◆ Task instructions:
Extract the complete data exactly as given.

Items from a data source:
---------------

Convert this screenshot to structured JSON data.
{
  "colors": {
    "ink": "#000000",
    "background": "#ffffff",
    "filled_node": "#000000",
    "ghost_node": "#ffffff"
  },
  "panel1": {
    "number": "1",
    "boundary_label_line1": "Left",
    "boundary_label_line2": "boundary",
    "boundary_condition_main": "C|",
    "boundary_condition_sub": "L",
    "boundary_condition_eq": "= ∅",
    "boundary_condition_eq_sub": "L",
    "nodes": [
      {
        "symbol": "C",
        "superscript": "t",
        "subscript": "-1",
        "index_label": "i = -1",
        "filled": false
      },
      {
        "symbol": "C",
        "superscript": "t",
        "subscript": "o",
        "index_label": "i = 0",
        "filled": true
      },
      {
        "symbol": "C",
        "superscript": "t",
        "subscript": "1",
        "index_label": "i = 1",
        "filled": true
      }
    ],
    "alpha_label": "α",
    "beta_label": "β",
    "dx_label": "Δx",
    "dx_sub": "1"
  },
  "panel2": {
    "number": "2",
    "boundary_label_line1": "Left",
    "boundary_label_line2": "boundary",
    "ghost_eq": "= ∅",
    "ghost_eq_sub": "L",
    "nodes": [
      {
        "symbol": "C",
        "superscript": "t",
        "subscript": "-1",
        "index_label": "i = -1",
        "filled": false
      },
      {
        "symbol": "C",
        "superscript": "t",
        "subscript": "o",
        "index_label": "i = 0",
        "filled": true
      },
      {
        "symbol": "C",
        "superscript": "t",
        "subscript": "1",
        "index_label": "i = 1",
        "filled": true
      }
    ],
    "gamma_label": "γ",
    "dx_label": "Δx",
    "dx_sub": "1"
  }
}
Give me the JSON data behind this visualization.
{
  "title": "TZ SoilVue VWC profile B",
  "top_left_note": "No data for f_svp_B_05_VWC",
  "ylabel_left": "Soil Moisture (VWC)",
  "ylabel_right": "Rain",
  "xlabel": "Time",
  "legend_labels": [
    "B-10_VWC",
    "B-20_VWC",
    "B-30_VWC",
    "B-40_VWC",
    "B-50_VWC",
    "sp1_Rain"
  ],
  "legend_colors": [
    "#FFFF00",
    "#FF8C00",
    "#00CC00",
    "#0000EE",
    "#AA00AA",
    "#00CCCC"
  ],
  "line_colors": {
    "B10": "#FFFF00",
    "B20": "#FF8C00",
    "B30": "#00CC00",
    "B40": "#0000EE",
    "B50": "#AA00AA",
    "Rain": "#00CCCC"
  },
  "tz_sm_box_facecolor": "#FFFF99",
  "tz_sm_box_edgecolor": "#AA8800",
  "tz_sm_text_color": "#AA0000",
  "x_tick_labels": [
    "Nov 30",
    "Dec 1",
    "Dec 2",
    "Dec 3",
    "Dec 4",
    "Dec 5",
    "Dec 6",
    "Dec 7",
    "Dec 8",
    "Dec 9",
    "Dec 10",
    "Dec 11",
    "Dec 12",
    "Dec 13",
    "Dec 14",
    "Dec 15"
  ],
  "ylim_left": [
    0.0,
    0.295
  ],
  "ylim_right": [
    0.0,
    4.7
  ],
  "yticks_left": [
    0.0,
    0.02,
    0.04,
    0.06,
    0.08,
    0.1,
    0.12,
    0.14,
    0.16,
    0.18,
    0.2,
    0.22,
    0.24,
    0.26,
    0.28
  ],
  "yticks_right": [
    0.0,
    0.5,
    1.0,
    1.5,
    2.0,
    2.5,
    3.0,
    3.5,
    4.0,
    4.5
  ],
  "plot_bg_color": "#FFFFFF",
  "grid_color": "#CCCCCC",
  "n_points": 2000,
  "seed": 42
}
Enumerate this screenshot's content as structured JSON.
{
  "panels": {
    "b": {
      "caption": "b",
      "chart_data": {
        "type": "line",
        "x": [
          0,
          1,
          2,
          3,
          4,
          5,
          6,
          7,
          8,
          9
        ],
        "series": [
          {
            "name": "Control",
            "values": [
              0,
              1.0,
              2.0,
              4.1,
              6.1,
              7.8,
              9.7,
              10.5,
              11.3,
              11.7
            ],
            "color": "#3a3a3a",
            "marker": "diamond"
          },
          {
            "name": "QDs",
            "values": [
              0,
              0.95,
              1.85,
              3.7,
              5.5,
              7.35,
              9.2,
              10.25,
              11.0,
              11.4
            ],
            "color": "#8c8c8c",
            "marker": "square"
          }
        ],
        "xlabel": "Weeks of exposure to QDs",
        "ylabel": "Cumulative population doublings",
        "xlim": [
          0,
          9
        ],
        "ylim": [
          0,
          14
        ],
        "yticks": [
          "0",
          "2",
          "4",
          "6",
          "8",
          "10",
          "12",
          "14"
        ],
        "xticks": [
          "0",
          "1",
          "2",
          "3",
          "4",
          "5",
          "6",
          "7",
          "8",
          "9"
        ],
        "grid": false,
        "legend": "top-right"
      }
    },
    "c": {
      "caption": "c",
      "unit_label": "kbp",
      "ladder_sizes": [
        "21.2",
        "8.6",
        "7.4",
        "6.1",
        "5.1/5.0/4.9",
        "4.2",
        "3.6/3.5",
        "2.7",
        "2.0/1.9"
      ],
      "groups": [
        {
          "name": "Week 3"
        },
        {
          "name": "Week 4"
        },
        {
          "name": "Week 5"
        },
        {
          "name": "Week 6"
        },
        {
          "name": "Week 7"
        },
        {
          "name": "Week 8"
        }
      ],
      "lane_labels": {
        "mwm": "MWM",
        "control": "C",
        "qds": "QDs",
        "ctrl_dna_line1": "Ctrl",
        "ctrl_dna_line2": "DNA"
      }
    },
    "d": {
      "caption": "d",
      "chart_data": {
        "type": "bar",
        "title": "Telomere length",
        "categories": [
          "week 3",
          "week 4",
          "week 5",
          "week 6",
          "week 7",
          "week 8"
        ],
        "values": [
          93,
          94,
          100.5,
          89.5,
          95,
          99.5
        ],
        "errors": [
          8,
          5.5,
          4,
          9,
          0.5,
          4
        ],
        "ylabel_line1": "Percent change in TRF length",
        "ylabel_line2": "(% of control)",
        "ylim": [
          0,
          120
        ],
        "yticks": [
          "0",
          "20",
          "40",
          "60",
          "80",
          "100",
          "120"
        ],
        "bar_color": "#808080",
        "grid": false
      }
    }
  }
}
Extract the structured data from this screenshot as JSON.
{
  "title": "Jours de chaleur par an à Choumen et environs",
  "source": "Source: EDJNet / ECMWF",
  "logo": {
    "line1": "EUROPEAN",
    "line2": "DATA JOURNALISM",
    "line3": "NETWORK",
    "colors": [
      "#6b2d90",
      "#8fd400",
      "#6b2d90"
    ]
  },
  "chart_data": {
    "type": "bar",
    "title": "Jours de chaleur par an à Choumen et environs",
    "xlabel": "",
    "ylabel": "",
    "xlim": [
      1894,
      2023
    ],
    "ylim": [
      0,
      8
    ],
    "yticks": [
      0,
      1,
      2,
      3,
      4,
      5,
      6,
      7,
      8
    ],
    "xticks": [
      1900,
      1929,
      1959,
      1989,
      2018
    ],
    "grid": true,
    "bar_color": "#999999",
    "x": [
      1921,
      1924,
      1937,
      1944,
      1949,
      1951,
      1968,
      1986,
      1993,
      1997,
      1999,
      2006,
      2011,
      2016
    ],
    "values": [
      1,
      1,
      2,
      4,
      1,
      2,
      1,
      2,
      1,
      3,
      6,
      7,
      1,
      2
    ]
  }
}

---------------

◆ Output:
Convert this screenshot to structured JSON data.
{
  "colors": {
    "ink": "#000000",
    "background": "#ffffff",
    "filled_node": "#000000",
    "ghost_node": "#ffffff"
  },
  "panel1": {
    "number": "1",
    "boundary_label_line1": "Left",
    "boundary_label_line2": "boundary",
    "boundary_condition_main": "C|",
    "boundary_condition_sub": "L",
    "boundary_condition_eq": "= ∅",
    "boundary_condition_eq_sub": "L",
    "nodes": [
      {
        "symbol": "C",
        "superscript": "t",
        "subscript": "-1",
        "index_label": "i = -1",
        "filled": false
      },
      {
        "symbol": "C",
        "superscript": "t",
        "subscript": "o",
        "index_label": "i = 0",
        "filled": true
      },
      {
        "symbol": "C",
        "superscript": "t",
        "subscript": "1",
        "index_label": "i = 1",
        "filled": true
      }
    ],
    "alpha_label": "α",
    "beta_label": "β",
    "dx_label": "Δx",
    "dx_sub": "1"
  },
  "panel2": {
    "number": "2",
    "boundary_label_line1": "Left",
    "boundary_label_line2": "boundary",
    "ghost_eq": "= ∅",
    "ghost_eq_sub": "L",
    "nodes": [
      {
        "symbol": "C",
        "superscript": "t",
        "subscript": "-1",
        "index_label": "i = -1",
        "filled": false
      },
      {
        "symbol": "C",
        "superscript": "t",
        "subscript": "o",
        "index_label": "i = 0",
        "filled": true
      },
      {
        "symbol": "C",
        "superscript": "t",
        "subscript": "1",
        "index_label": "i = 1",
        "filled": true
      }
    ],
    "gamma_label": "γ",
    "dx_label": "Δx",
    "dx_sub": "1"
  }
}
Give me the JSON data behind this visualization.
{
  "title": "TZ SoilVue VWC profile B",
  "top_left_note": "No data for f_svp_B_05_VWC",
  "ylabel_left": "Soil Moisture (VWC)",
  "ylabel_right": "Rain",
  "xlabel": "Time",
  "legend_labels": [
    "B-10_VWC",
    "B-20_VWC",
    "B-30_VWC",
    "B-40_VWC",
    "B-50_VWC",
    "sp1_Rain"
  ],
  "legend_colors": [
    "#FFFF00",
    "#FF8C00",
    "#00CC00",
    "#0000EE",
    "#AA00AA",
    "#00CCCC"
  ],
  "line_colors": {
    "B10": "#FFFF00",
    "B20": "#FF8C00",
    "B30": "#00CC00",
    "B40": "#0000EE",
    "B50": "#AA00AA",
    "Rain": "#00CCCC"
  },
  "tz_sm_box_facecolor": "#FFFF99",
  "tz_sm_box_edgecolor": "#AA8800",
  "tz_sm_text_color": "#AA0000",
  "x_tick_labels": [
    "Nov 30",
    "Dec 1",
    "Dec 2",
    "Dec 3",
    "Dec 4",
    "Dec 5",
    "Dec 6",
    "Dec 7",
    "Dec 8",
    "Dec 9",
    "Dec 10",
    "Dec 11",
    "Dec 12",
    "Dec 13",
    "Dec 14",
    "Dec 15"
  ],
  "ylim_left": [
    0.0,
    0.295
  ],
  "ylim_right": [
    0.0,
    4.7
  ],
  "yticks_left": [
    0.0,
    0.02,
    0.04,
    0.06,
    0.08,
    0.1,
    0.12,
    0.14,
    0.16,
    0.18,
    0.2,
    0.22,
    0.24,
    0.26,
    0.28
  ],
  "yticks_right": [
    0.0,
    0.5,
    1.0,
    1.5,
    2.0,
    2.5,
    3.0,
    3.5,
    4.0,
    4.5
  ],
  "plot_bg_color": "#FFFFFF",
  "grid_color": "#CCCCCC",
  "n_points": 2000,
  "seed": 42
}
Enumerate this screenshot's content as structured JSON.
{
  "panels": {
    "b": {
      "caption": "b",
      "chart_data": {
        "type": "line",
        "x": [
          0,
          1,
          2,
          3,
          4,
          5,
          6,
          7,
          8,
          9
        ],
        "series": [
          {
            "name": "Control",
            "values": [
              0,
              1.0,
              2.0,
              4.1,
              6.1,
              7.8,
              9.7,
              10.5,
              11.3,
              11.7
            ],
            "color": "#3a3a3a",
            "marker": "diamond"
          },
          {
            "name": "QDs",
            "values": [
              0,
              0.95,
              1.85,
              3.7,
              5.5,
              7.35,
              9.2,
              10.25,
              11.0,
              11.4
            ],
            "color": "#8c8c8c",
            "marker": "square"
          }
        ],
        "xlabel": "Weeks of exposure to QDs",
        "ylabel": "Cumulative population doublings",
        "xlim": [
          0,
          9
        ],
        "ylim": [
          0,
          14
        ],
        "yticks": [
          "0",
          "2",
          "4",
          "6",
          "8",
          "10",
          "12",
          "14"
        ],
        "xticks": [
          "0",
          "1",
          "2",
          "3",
          "4",
          "5",
          "6",
          "7",
          "8",
          "9"
        ],
        "grid": false,
        "legend": "top-right"
      }
    },
    "c": {
      "caption": "c",
      "unit_label": "kbp",
      "ladder_sizes": [
        "21.2",
        "8.6",
        "7.4",
        "6.1",
        "5.1/5.0/4.9",
        "4.2",
        "3.6/3.5",
        "2.7",
        "2.0/1.9"
      ],
      "groups": [
        {
          "name": "Week 3"
        },
        {
          "name": "Week 4"
        },
        {
          "name": "Week 5"
        },
        {
          "name": "Week 6"
        },
        {
          "name": "Week 7"
        },
        {
          "name": "Week 8"
        }
      ],
      "lane_labels": {
        "mwm": "MWM",
        "control": "C",
        "qds": "QDs",
        "ctrl_dna_line1": "Ctrl",
        "ctrl_dna_line2": "DNA"
      }
    },
    "d": {
      "caption": "d",
      "chart_data": {
        "type": "bar",
        "title": "Telomere length",
        "categories": [
          "week 3",
          "week 4",
          "week 5",
          "week 6",
          "week 7",
          "week 8"
        ],
        "values": [
          93,
          94,
          100.5,
          89.5,
          95,
          99.5
        ],
        "errors": [
          8,
          5.5,
          4,
          9,
          0.5,
          4
        ],
        "ylabel_line1": "Percent change in TRF length",
        "ylabel_line2": "(% of control)",
        "ylim": [
          0,
          120
        ],
        "yticks": [
          "0",
          "20",
          "40",
          "60",
          "80",
          "100",
          "120"
        ],
        "bar_color": "#808080",
        "grid": false
      }
    }
  }
}
Extract the structured data from this screenshot as JSON.
{
  "title": "Jours de chaleur par an à Choumen et environs",
  "source": "Source: EDJNet / ECMWF",
  "logo": {
    "line1": "EUROPEAN",
    "line2": "DATA JOURNALISM",
    "line3": "NETWORK",
    "colors": [
      "#6b2d90",
      "#8fd400",
      "#6b2d90"
    ]
  },
  "chart_data": {
    "type": "bar",
    "title": "Jours de chaleur par an à Choumen et environs",
    "xlabel": "",
    "ylabel": "",
    "xlim": [
      1894,
      2023
    ],
    "ylim": [
      0,
      8
    ],
    "yticks": [
      0,
      1,
      2,
      3,
      4,
      5,
      6,
      7,
      8
    ],
    "xticks": [
      1900,
      1929,
      1959,
      1989,
      2018
    ],
    "grid": true,
    "bar_color": "#999999",
    "x": [
      1921,
      1924,
      1937,
      1944,
      1949,
      1951,
      1968,
      1986,
      1993,
      1997,
      1999,
      2006,
      2011,
      2016
    ],
    "values": [
      1,
      1,
      2,
      4,
      1,
      2,
      1,
      2,
      1,
      3,
      6,
      7,
      1,
      2
    ]
  }
}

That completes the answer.